--- Exercise requirements ---
Scan the records and identify every line in which the string "Cómo" occurs, then return those lines.

======== Given data

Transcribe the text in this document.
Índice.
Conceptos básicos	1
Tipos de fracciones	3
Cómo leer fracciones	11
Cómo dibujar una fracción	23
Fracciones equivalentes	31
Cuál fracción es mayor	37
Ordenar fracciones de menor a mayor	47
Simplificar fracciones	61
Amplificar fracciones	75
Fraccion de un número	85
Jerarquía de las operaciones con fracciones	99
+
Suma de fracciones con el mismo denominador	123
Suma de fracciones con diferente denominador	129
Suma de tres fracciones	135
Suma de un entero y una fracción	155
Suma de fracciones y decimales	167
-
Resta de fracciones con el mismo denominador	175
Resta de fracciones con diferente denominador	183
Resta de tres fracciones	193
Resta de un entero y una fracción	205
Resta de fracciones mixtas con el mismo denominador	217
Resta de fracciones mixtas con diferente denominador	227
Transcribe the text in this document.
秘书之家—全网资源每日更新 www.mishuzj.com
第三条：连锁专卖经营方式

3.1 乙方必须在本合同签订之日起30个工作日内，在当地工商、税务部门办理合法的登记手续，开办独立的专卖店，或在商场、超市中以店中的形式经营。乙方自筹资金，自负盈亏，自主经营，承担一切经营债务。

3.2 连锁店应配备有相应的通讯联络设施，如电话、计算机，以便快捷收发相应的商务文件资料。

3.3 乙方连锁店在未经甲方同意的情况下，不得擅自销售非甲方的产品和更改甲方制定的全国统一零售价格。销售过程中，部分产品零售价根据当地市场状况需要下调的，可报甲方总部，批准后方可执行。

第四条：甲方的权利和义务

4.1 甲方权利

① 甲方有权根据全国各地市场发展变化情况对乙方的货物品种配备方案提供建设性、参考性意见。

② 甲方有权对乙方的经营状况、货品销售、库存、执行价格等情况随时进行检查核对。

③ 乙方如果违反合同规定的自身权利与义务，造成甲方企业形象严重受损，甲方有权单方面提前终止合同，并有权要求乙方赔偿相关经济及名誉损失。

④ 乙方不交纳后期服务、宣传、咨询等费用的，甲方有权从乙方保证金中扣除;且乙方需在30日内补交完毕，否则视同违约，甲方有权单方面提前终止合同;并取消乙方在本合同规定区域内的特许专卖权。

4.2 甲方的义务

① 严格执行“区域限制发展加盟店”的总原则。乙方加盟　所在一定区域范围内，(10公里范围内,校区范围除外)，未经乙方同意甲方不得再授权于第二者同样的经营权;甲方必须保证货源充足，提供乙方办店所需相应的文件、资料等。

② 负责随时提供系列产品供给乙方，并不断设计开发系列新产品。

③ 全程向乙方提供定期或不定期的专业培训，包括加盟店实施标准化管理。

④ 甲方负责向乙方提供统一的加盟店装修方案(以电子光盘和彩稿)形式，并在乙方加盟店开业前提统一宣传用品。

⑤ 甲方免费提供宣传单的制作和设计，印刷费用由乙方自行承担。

================

--- Answer below ---
Cómo leer fracciones	11
Cómo dibujar una fracción	23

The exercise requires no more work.